— TO BE DONE —
Output every line of the material exactly, omitting images.

— RECORDS FOR PROCESSING —

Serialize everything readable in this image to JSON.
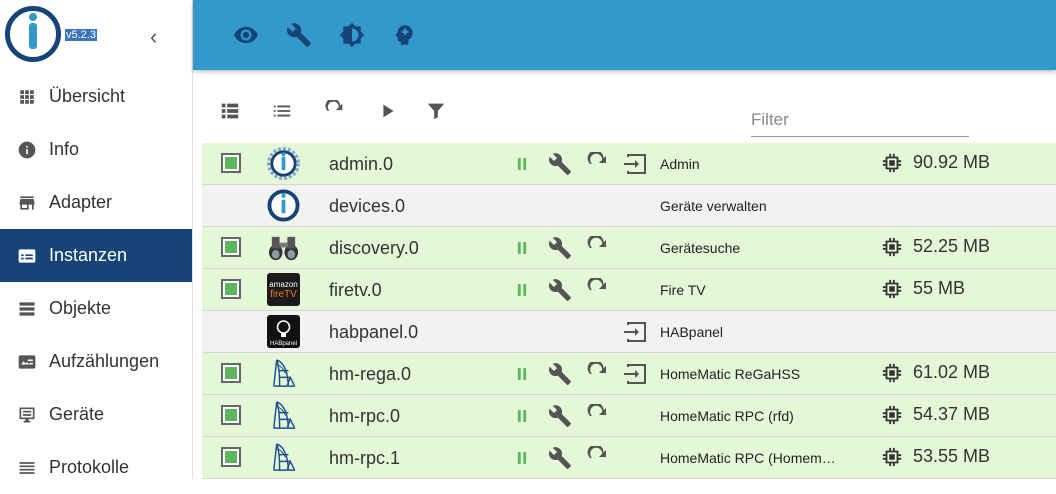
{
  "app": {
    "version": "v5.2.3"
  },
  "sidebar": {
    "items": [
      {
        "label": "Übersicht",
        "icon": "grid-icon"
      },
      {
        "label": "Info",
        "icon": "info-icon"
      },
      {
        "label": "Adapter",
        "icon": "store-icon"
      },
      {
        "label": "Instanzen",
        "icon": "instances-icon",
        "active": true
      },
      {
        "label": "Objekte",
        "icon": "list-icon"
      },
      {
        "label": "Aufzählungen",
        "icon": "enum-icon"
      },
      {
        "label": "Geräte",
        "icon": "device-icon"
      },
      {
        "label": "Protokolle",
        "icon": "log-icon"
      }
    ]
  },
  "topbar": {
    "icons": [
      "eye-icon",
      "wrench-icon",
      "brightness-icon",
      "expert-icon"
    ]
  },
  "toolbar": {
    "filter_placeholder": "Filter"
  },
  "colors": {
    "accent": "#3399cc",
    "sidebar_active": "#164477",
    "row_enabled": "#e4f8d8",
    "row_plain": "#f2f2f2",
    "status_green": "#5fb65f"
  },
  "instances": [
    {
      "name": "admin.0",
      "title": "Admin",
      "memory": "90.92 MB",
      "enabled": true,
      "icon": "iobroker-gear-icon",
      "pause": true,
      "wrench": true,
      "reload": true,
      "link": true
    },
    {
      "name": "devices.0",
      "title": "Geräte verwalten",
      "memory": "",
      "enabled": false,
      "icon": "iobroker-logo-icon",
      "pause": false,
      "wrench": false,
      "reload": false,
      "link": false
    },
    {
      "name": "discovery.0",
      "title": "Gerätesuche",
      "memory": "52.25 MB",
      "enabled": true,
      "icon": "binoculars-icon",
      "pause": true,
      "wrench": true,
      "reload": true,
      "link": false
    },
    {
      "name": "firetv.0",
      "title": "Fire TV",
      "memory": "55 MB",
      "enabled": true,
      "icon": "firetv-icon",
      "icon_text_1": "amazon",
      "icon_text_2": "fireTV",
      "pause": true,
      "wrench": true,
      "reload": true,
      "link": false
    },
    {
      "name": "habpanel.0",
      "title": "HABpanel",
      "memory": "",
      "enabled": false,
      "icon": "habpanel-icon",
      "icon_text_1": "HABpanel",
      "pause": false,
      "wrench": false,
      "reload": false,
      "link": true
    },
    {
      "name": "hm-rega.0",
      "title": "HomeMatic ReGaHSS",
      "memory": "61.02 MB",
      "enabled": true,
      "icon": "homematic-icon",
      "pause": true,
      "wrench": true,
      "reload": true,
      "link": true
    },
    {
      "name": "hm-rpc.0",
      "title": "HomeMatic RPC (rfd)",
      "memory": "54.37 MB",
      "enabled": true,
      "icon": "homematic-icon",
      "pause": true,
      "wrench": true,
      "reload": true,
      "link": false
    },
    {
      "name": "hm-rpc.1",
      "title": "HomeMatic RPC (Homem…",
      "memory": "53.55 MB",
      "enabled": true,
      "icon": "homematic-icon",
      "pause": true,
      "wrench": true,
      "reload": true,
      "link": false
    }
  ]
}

— WORKED ANSWER —
Serialize everything readable in this image to JSON.
{
  "app": {
    "version": "v5.2.3"
  },
  "sidebar": {
    "items": [
      {
        "label": "Übersicht",
        "icon": "grid-icon"
      },
      {
        "label": "Info",
        "icon": "info-icon"
      },
      {
        "label": "Adapter",
        "icon": "store-icon"
      },
      {
        "label": "Instanzen",
        "icon": "instances-icon",
        "active": true
      },
      {
        "label": "Objekte",
        "icon": "list-icon"
      },
      {
        "label": "Aufzählungen",
        "icon": "enum-icon"
      },
      {
        "label": "Geräte",
        "icon": "device-icon"
      },
      {
        "label": "Protokolle",
        "icon": "log-icon"
      }
    ]
  },
  "topbar": {
    "icons": [
      "eye-icon",
      "wrench-icon",
      "brightness-icon",
      "expert-icon"
    ]
  },
  "toolbar": {
    "filter_placeholder": "Filter"
  },
  "colors": {
    "accent": "#3399cc",
    "sidebar_active": "#164477",
    "row_enabled": "#e4f8d8",
    "row_plain": "#f2f2f2",
    "status_green": "#5fb65f"
  },
  "instances": [
    {
      "name": "admin.0",
      "title": "Admin",
      "memory": "90.92 MB",
      "enabled": true,
      "icon": "iobroker-gear-icon",
      "pause": true,
      "wrench": true,
      "reload": true,
      "link": true
    },
    {
      "name": "devices.0",
      "title": "Geräte verwalten",
      "memory": "",
      "enabled": false,
      "icon": "iobroker-logo-icon",
      "pause": false,
      "wrench": false,
      "reload": false,
      "link": false
    },
    {
      "name": "discovery.0",
      "title": "Gerätesuche",
      "memory": "52.25 MB",
      "enabled": true,
      "icon": "binoculars-icon",
      "pause": true,
      "wrench": true,
      "reload": true,
      "link": false
    },
    {
      "name": "firetv.0",
      "title": "Fire TV",
      "memory": "55 MB",
      "enabled": true,
      "icon": "firetv-icon",
      "icon_text_1": "amazon",
      "icon_text_2": "fireTV",
      "pause": true,
      "wrench": true,
      "reload": true,
      "link": false
    },
    {
      "name": "habpanel.0",
      "title": "HABpanel",
      "memory": "",
      "enabled": false,
      "icon": "habpanel-icon",
      "icon_text_1": "HABpanel",
      "pause": false,
      "wrench": false,
      "reload": false,
      "link": true
    },
    {
      "name": "hm-rega.0",
      "title": "HomeMatic ReGaHSS",
      "memory": "61.02 MB",
      "enabled": true,
      "icon": "homematic-icon",
      "pause": true,
      "wrench": true,
      "reload": true,
      "link": true
    },
    {
      "name": "hm-rpc.0",
      "title": "HomeMatic RPC (rfd)",
      "memory": "54.37 MB",
      "enabled": true,
      "icon": "homematic-icon",
      "pause": true,
      "wrench": true,
      "reload": true,
      "link": false
    },
    {
      "name": "hm-rpc.1",
      "title": "HomeMatic RPC (Homem…",
      "memory": "53.55 MB",
      "enabled": true,
      "icon": "homematic-icon",
      "pause": true,
      "wrench": true,
      "reload": true,
      "link": false
    }
  ]
}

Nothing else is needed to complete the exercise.